- The problem:
Read the lines that follow and tally those with the word "service"; give the number and nothing else.

## BEGIN Given data

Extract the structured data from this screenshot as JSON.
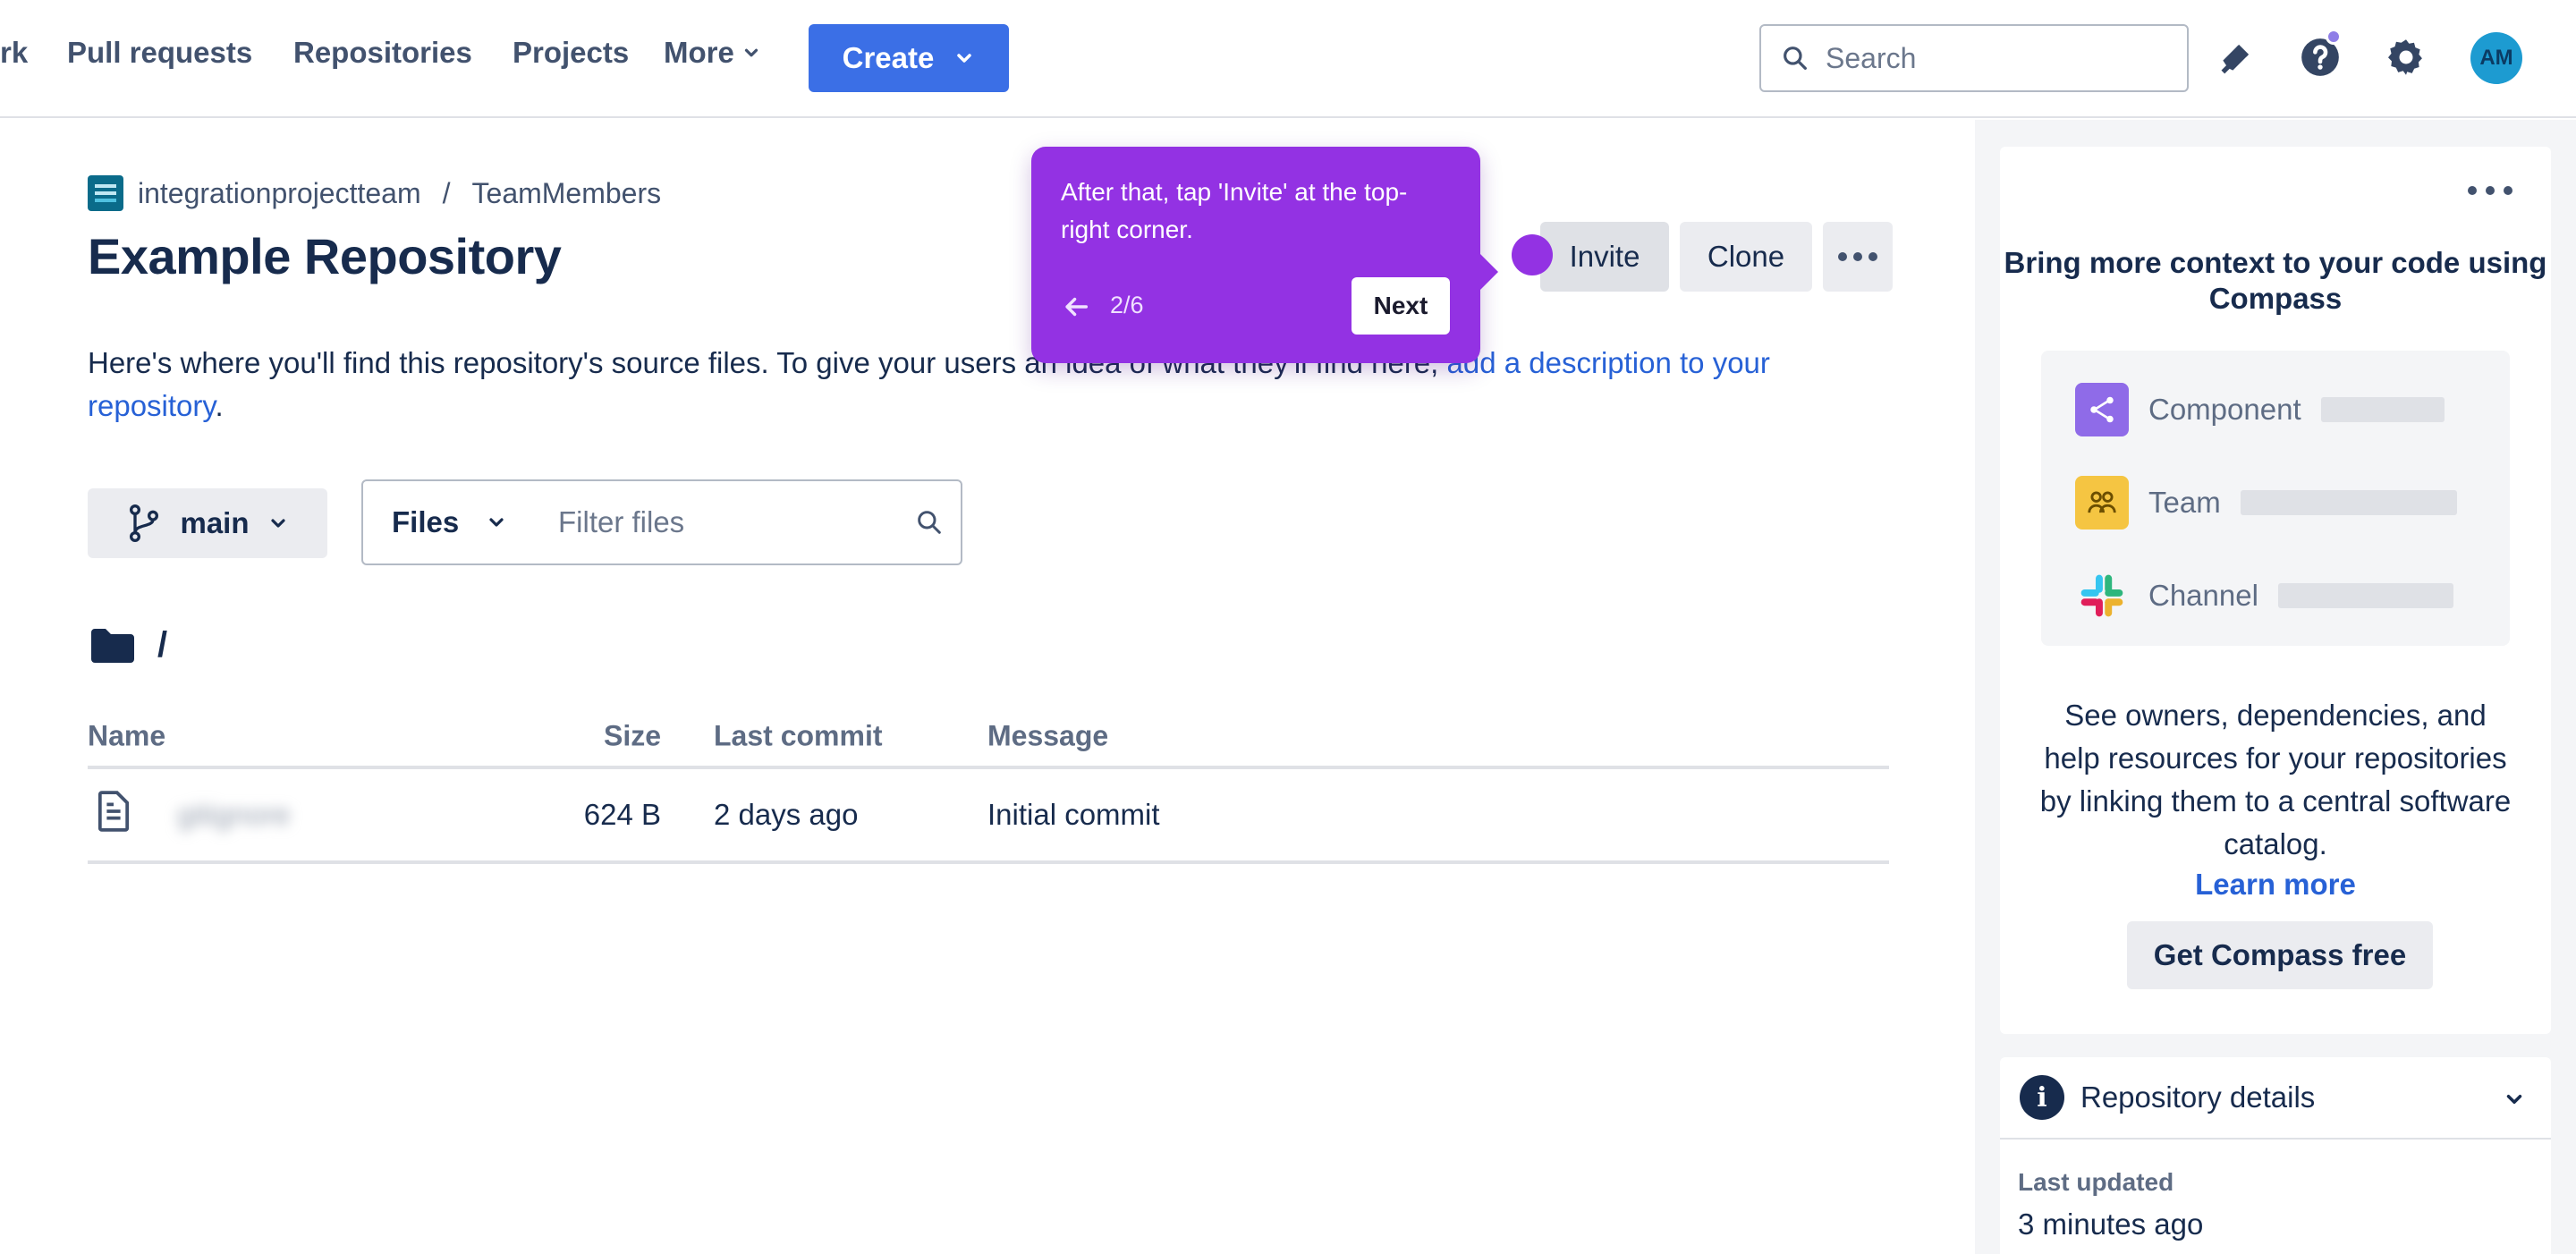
{
  "nav": {
    "partial_link": "rk",
    "links": [
      "Pull requests",
      "Repositories",
      "Projects"
    ],
    "more": "More",
    "create": "Create",
    "search_placeholder": "Search",
    "avatar_initials": "AM"
  },
  "repo": {
    "workspace": "integrationprojectteam",
    "separator": "/",
    "project": "TeamMembers",
    "title": "Example Repository",
    "actions": {
      "invite": "Invite",
      "clone": "Clone"
    },
    "description_text": "Here's where you'll find this repository's source files. To give your users an idea of what they'll find here, ",
    "description_link": "add a description to your repository",
    "description_end": ".",
    "branch": "main",
    "filter_type": "Files",
    "filter_placeholder": "Filter files",
    "path": "/",
    "table": {
      "headers": {
        "name": "Name",
        "size": "Size",
        "last_commit": "Last commit",
        "message": "Message"
      },
      "rows": [
        {
          "name": "gitignore",
          "size": "624 B",
          "last_commit": "2 days ago",
          "message": "Initial commit"
        }
      ]
    }
  },
  "tour": {
    "text": "After that, tap 'Invite' at the top-right corner.",
    "step": "2/6",
    "next": "Next"
  },
  "sidebar": {
    "compass": {
      "title": "Bring more context to your code using Compass",
      "items": [
        "Component",
        "Team",
        "Channel"
      ],
      "body": "See owners, dependencies, and help resources for your repositories by linking them to a central software catalog.",
      "link": "Learn more",
      "button": "Get Compass free"
    },
    "details": {
      "title": "Repository details",
      "label": "Last updated",
      "value": "3 minutes ago"
    }
  },
  "colors": {
    "accent": "#3b6fe6",
    "tour": "#9332e3",
    "link": "#2761d6"
  }
}
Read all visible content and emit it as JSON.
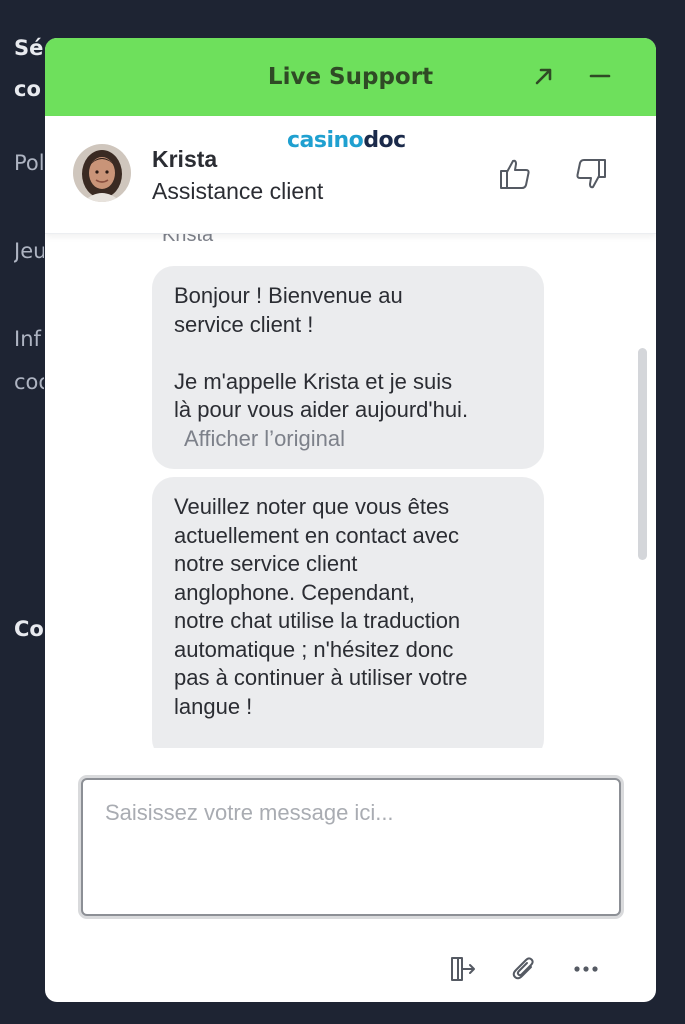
{
  "background_page": {
    "partial_texts": [
      "Séc",
      "co",
      "Pol",
      "Jeu",
      "Inf",
      "coo",
      "Co"
    ]
  },
  "widget": {
    "title": "Live Support",
    "header_color": "#6ee05c",
    "header_icons": [
      "expand-icon",
      "minimize-icon"
    ]
  },
  "agent": {
    "name": "Krista",
    "role": "Assistance client",
    "avatar_icon": "agent-avatar",
    "rating_icons": [
      "thumbs-up-icon",
      "thumbs-down-icon"
    ]
  },
  "brand": {
    "part1": "casino",
    "part2": "doc",
    "colors": [
      "#1fa0d0",
      "#1b2a4a"
    ]
  },
  "messages": {
    "sender": "Krista",
    "bubble1": {
      "lines_a": [
        "Bonjour ! Bienvenue au",
        "service client !"
      ],
      "lines_b": [
        "Je m'appelle Krista et je suis",
        "là pour vous aider aujourd'hui."
      ],
      "show_original": "Afficher l’original"
    },
    "bubble2": {
      "lines": [
        "Veuillez noter que vous êtes",
        "actuellement en contact avec",
        "notre service client",
        "anglophone. Cependant,",
        "notre chat utilise la traduction",
        "automatique ; n'hésitez donc",
        "pas à continuer à utiliser votre",
        "langue !"
      ]
    }
  },
  "composer": {
    "placeholder": "Saisissez votre message ici...",
    "value": ""
  },
  "toolbar_icons": [
    "exit-chat-icon",
    "attachment-icon",
    "more-options-icon"
  ]
}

## END Given data

- Finished answer:
2